#### [GIVEN ENTRIES]
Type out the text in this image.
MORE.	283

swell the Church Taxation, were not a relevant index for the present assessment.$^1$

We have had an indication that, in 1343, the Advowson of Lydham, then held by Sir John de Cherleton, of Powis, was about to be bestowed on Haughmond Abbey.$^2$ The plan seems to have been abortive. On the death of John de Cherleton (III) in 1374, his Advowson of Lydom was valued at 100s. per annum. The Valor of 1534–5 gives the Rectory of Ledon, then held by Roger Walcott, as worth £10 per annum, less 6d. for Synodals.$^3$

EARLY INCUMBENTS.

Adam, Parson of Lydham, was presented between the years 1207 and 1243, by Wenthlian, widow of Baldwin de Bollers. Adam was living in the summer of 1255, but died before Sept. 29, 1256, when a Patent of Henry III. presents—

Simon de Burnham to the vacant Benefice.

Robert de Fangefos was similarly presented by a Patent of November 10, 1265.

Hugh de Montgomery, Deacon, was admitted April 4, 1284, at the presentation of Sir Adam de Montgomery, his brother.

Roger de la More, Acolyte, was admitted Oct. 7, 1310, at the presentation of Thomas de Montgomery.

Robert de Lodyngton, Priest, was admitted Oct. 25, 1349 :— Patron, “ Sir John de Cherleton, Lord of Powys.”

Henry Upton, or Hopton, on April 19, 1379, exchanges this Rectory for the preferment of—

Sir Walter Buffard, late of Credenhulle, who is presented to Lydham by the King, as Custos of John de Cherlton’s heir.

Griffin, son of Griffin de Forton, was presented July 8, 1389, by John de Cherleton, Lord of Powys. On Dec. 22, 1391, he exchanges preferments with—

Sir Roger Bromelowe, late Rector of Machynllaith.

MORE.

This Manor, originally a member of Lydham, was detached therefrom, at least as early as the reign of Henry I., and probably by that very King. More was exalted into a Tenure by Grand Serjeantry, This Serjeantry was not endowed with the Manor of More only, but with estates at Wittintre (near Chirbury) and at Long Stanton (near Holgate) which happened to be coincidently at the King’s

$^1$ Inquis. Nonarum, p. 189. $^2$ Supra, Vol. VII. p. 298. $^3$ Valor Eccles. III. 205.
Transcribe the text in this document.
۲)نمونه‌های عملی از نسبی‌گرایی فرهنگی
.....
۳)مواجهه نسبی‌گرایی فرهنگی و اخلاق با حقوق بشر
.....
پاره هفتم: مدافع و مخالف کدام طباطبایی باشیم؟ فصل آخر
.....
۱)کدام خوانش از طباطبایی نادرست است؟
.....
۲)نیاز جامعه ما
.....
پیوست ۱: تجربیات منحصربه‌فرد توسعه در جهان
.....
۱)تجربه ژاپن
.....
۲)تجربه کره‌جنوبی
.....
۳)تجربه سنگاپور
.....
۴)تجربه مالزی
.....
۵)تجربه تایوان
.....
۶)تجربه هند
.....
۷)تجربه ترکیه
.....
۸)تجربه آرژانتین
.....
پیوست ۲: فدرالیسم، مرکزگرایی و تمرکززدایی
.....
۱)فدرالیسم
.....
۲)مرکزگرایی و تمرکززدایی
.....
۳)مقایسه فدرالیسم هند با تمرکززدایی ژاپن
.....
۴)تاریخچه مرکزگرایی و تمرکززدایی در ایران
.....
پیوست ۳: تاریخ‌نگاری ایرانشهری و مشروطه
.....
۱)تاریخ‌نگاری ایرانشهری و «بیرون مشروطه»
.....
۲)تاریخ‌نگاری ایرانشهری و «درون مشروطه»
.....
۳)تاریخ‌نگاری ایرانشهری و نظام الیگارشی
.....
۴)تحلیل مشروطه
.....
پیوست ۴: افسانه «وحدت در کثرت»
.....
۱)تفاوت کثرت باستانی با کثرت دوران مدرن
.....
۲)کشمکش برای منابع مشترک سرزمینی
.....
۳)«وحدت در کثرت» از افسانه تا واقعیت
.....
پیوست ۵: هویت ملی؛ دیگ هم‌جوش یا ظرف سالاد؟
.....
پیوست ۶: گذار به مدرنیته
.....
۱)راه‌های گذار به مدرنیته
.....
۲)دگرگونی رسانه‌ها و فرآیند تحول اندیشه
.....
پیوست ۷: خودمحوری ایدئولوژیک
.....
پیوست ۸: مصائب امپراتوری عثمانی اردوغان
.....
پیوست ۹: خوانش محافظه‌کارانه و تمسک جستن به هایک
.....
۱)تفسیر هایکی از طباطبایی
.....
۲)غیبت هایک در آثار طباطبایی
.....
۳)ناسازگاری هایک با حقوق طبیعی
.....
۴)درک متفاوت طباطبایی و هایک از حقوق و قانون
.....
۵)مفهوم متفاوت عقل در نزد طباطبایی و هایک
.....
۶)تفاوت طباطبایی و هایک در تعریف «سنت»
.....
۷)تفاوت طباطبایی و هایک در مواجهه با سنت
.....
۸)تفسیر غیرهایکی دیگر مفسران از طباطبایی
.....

#### [WORK TO BE COMPLETED]
Repeat the records above exactly, from the first line to the last.

#### [THE COMPLETED TASK]
Type out the text in this image.
MORE.	283

swell the Church Taxation, were not a relevant index for the present assessment.$^1$

We have had an indication that, in 1343, the Advowson of Lydham, then held by Sir John de Cherleton, of Powis, was about to be bestowed on Haughmond Abbey.$^2$ The plan seems to have been abortive. On the death of John de Cherleton (III) in 1374, his Advowson of Lydom was valued at 100s. per annum. The Valor of 1534–5 gives the Rectory of Ledon, then held by Roger Walcott, as worth £10 per annum, less 6d. for Synodals.$^3$

EARLY INCUMBENTS.

Adam, Parson of Lydham, was presented between the years 1207 and 1243, by Wenthlian, widow of Baldwin de Bollers. Adam was living in the summer of 1255, but died before Sept. 29, 1256, when a Patent of Henry III. presents—

Simon de Burnham to the vacant Benefice.

Robert de Fangefos was similarly presented by a Patent of November 10, 1265.

Hugh de Montgomery, Deacon, was admitted April 4, 1284, at the presentation of Sir Adam de Montgomery, his brother.

Roger de la More, Acolyte, was admitted Oct. 7, 1310, at the presentation of Thomas de Montgomery.

Robert de Lodyngton, Priest, was admitted Oct. 25, 1349 :— Patron, “ Sir John de Cherleton, Lord of Powys.”

Henry Upton, or Hopton, on April 19, 1379, exchanges this Rectory for the preferment of—

Sir Walter Buffard, late of Credenhulle, who is presented to Lydham by the King, as Custos of John de Cherlton’s heir.

Griffin, son of Griffin de Forton, was presented July 8, 1389, by John de Cherleton, Lord of Powys. On Dec. 22, 1391, he exchanges preferments with—

Sir Roger Bromelowe, late Rector of Machynllaith.

MORE.

This Manor, originally a member of Lydham, was detached therefrom, at least as early as the reign of Henry I., and probably by that very King. More was exalted into a Tenure by Grand Serjeantry, This Serjeantry was not endowed with the Manor of More only, but with estates at Wittintre (near Chirbury) and at Long Stanton (near Holgate) which happened to be coincidently at the King’s

$^1$ Inquis. Nonarum, p. 189. $^2$ Supra, Vol. VII. p. 298. $^3$ Valor Eccles. III. 205.
Transcribe the text in this document.
۲)نمونه‌های عملی از نسبی‌گرایی فرهنگی
.....
۳)مواجهه نسبی‌گرایی فرهنگی و اخلاق با حقوق بشر
.....
پاره هفتم: مدافع و مخالف کدام طباطبایی باشیم؟ فصل آخر
.....
۱)کدام خوانش از طباطبایی نادرست است؟
.....
۲)نیاز جامعه ما
.....
پیوست ۱: تجربیات منحصربه‌فرد توسعه در جهان
.....
۱)تجربه ژاپن
.....
۲)تجربه کره‌جنوبی
.....
۳)تجربه سنگاپور
.....
۴)تجربه مالزی
.....
۵)تجربه تایوان
.....
۶)تجربه هند
.....
۷)تجربه ترکیه
.....
۸)تجربه آرژانتین
.....
پیوست ۲: فدرالیسم، مرکزگرایی و تمرکززدایی
.....
۱)فدرالیسم
.....
۲)مرکزگرایی و تمرکززدایی
.....
۳)مقایسه فدرالیسم هند با تمرکززدایی ژاپن
.....
۴)تاریخچه مرکزگرایی و تمرکززدایی در ایران
.....
پیوست ۳: تاریخ‌نگاری ایرانشهری و مشروطه
.....
۱)تاریخ‌نگاری ایرانشهری و «بیرون مشروطه»
.....
۲)تاریخ‌نگاری ایرانشهری و «درون مشروطه»
.....
۳)تاریخ‌نگاری ایرانشهری و نظام الیگارشی
.....
۴)تحلیل مشروطه
.....
پیوست ۴: افسانه «وحدت در کثرت»
.....
۱)تفاوت کثرت باستانی با کثرت دوران مدرن
.....
۲)کشمکش برای منابع مشترک سرزمینی
.....
۳)«وحدت در کثرت» از افسانه تا واقعیت
.....
پیوست ۵: هویت ملی؛ دیگ هم‌جوش یا ظرف سالاد؟
.....
پیوست ۶: گذار به مدرنیته
.....
۱)راه‌های گذار به مدرنیته
.....
۲)دگرگونی رسانه‌ها و فرآیند تحول اندیشه
.....
پیوست ۷: خودمحوری ایدئولوژیک
.....
پیوست ۸: مصائب امپراتوری عثمانی اردوغان
.....
پیوست ۹: خوانش محافظه‌کارانه و تمسک جستن به هایک
.....
۱)تفسیر هایکی از طباطبایی
.....
۲)غیبت هایک در آثار طباطبایی
.....
۳)ناسازگاری هایک با حقوق طبیعی
.....
۴)درک متفاوت طباطبایی و هایک از حقوق و قانون
.....
۵)مفهوم متفاوت عقل در نزد طباطبایی و هایک
.....
۶)تفاوت طباطبایی و هایک در تعریف «سنت»
.....
۷)تفاوت طباطبایی و هایک در مواجهه با سنت
.....
۸)تفسیر غیرهایکی دیگر مفسران از طباطبایی
.....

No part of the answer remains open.